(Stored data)
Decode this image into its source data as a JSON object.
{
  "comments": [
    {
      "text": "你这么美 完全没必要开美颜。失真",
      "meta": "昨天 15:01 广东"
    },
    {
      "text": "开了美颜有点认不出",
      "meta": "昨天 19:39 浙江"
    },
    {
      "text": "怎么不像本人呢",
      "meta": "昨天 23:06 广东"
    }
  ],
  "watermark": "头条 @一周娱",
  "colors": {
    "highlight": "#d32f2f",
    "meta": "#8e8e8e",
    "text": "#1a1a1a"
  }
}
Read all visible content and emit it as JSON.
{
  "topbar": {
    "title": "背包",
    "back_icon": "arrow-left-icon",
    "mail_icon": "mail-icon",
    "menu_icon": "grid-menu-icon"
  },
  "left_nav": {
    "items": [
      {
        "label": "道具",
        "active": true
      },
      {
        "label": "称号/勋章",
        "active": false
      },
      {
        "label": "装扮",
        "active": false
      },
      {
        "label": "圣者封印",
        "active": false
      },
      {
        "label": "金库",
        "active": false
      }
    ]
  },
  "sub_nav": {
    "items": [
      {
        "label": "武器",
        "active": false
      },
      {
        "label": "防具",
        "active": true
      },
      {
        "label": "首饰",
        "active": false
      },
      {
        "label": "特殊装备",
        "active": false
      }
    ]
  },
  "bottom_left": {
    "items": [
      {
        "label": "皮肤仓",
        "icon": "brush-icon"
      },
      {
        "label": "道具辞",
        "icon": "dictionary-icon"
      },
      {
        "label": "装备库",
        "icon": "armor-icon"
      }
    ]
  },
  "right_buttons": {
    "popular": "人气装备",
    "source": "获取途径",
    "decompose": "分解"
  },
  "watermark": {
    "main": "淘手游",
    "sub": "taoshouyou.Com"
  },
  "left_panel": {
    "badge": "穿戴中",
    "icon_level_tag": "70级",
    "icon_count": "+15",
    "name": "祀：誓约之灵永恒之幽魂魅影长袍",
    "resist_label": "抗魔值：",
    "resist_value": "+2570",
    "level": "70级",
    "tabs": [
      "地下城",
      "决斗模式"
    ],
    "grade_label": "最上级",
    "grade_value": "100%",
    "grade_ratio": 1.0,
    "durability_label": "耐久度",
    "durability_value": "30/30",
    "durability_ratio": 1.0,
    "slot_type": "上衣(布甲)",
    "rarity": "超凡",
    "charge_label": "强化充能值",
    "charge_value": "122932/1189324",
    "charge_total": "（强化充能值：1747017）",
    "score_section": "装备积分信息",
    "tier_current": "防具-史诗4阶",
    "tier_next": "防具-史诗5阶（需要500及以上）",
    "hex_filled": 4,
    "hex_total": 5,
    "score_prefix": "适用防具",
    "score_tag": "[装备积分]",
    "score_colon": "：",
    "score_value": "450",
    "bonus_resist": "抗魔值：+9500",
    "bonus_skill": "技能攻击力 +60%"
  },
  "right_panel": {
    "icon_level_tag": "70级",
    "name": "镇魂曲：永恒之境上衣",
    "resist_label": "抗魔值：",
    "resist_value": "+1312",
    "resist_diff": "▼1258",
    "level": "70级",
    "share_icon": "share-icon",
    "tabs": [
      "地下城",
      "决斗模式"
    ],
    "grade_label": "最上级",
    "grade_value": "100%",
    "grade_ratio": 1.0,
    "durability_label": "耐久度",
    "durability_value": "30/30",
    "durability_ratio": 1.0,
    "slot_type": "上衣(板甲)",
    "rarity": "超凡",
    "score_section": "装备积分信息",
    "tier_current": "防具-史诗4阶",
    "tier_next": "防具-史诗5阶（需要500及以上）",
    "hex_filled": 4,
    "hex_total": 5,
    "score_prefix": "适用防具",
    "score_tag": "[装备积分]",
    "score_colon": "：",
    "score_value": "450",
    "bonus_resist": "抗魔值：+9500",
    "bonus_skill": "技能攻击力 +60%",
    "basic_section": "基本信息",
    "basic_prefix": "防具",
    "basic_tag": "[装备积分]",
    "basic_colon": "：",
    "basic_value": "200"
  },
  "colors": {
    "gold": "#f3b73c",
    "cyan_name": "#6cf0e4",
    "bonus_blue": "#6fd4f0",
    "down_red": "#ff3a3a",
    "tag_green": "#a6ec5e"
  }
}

What this task involves: Retype each record exactly, leaving nothing out.

Output of the exercise:
Decode this image into its source data as a JSON object.
{
  "comments": [
    {
      "text": "你这么美 完全没必要开美颜。失真",
      "meta": "昨天 15:01 广东"
    },
    {
      "text": "开了美颜有点认不出",
      "meta": "昨天 19:39 浙江"
    },
    {
      "text": "怎么不像本人呢",
      "meta": "昨天 23:06 广东"
    }
  ],
  "watermark": "头条 @一周娱",
  "colors": {
    "highlight": "#d32f2f",
    "meta": "#8e8e8e",
    "text": "#1a1a1a"
  }
}
Read all visible content and emit it as JSON.
{
  "topbar": {
    "title": "背包",
    "back_icon": "arrow-left-icon",
    "mail_icon": "mail-icon",
    "menu_icon": "grid-menu-icon"
  },
  "left_nav": {
    "items": [
      {
        "label": "道具",
        "active": true
      },
      {
        "label": "称号/勋章",
        "active": false
      },
      {
        "label": "装扮",
        "active": false
      },
      {
        "label": "圣者封印",
        "active": false
      },
      {
        "label": "金库",
        "active": false
      }
    ]
  },
  "sub_nav": {
    "items": [
      {
        "label": "武器",
        "active": false
      },
      {
        "label": "防具",
        "active": true
      },
      {
        "label": "首饰",
        "active": false
      },
      {
        "label": "特殊装备",
        "active": false
      }
    ]
  },
  "bottom_left": {
    "items": [
      {
        "label": "皮肤仓",
        "icon": "brush-icon"
      },
      {
        "label": "道具辞",
        "icon": "dictionary-icon"
      },
      {
        "label": "装备库",
        "icon": "armor-icon"
      }
    ]
  },
  "right_buttons": {
    "popular": "人气装备",
    "source": "获取途径",
    "decompose": "分解"
  },
  "watermark": {
    "main": "淘手游",
    "sub": "taoshouyou.Com"
  },
  "left_panel": {
    "badge": "穿戴中",
    "icon_level_tag": "70级",
    "icon_count": "+15",
    "name": "祀：誓约之灵永恒之幽魂魅影长袍",
    "resist_label": "抗魔值：",
    "resist_value": "+2570",
    "level": "70级",
    "tabs": [
      "地下城",
      "决斗模式"
    ],
    "grade_label": "最上级",
    "grade_value": "100%",
    "grade_ratio": 1.0,
    "durability_label": "耐久度",
    "durability_value": "30/30",
    "durability_ratio": 1.0,
    "slot_type": "上衣(布甲)",
    "rarity": "超凡",
    "charge_label": "强化充能值",
    "charge_value": "122932/1189324",
    "charge_total": "（强化充能值：1747017）",
    "score_section": "装备积分信息",
    "tier_current": "防具-史诗4阶",
    "tier_next": "防具-史诗5阶（需要500及以上）",
    "hex_filled": 4,
    "hex_total": 5,
    "score_prefix": "适用防具",
    "score_tag": "[装备积分]",
    "score_colon": "：",
    "score_value": "450",
    "bonus_resist": "抗魔值：+9500",
    "bonus_skill": "技能攻击力 +60%"
  },
  "right_panel": {
    "icon_level_tag": "70级",
    "name": "镇魂曲：永恒之境上衣",
    "resist_label": "抗魔值：",
    "resist_value": "+1312",
    "resist_diff": "▼1258",
    "level": "70级",
    "share_icon": "share-icon",
    "tabs": [
      "地下城",
      "决斗模式"
    ],
    "grade_label": "最上级",
    "grade_value": "100%",
    "grade_ratio": 1.0,
    "durability_label": "耐久度",
    "durability_value": "30/30",
    "durability_ratio": 1.0,
    "slot_type": "上衣(板甲)",
    "rarity": "超凡",
    "score_section": "装备积分信息",
    "tier_current": "防具-史诗4阶",
    "tier_next": "防具-史诗5阶（需要500及以上）",
    "hex_filled": 4,
    "hex_total": 5,
    "score_prefix": "适用防具",
    "score_tag": "[装备积分]",
    "score_colon": "：",
    "score_value": "450",
    "bonus_resist": "抗魔值：+9500",
    "bonus_skill": "技能攻击力 +60%",
    "basic_section": "基本信息",
    "basic_prefix": "防具",
    "basic_tag": "[装备积分]",
    "basic_colon": "：",
    "basic_value": "200"
  },
  "colors": {
    "gold": "#f3b73c",
    "cyan_name": "#6cf0e4",
    "bonus_blue": "#6fd4f0",
    "down_red": "#ff3a3a",
    "tag_green": "#a6ec5e"
  }
}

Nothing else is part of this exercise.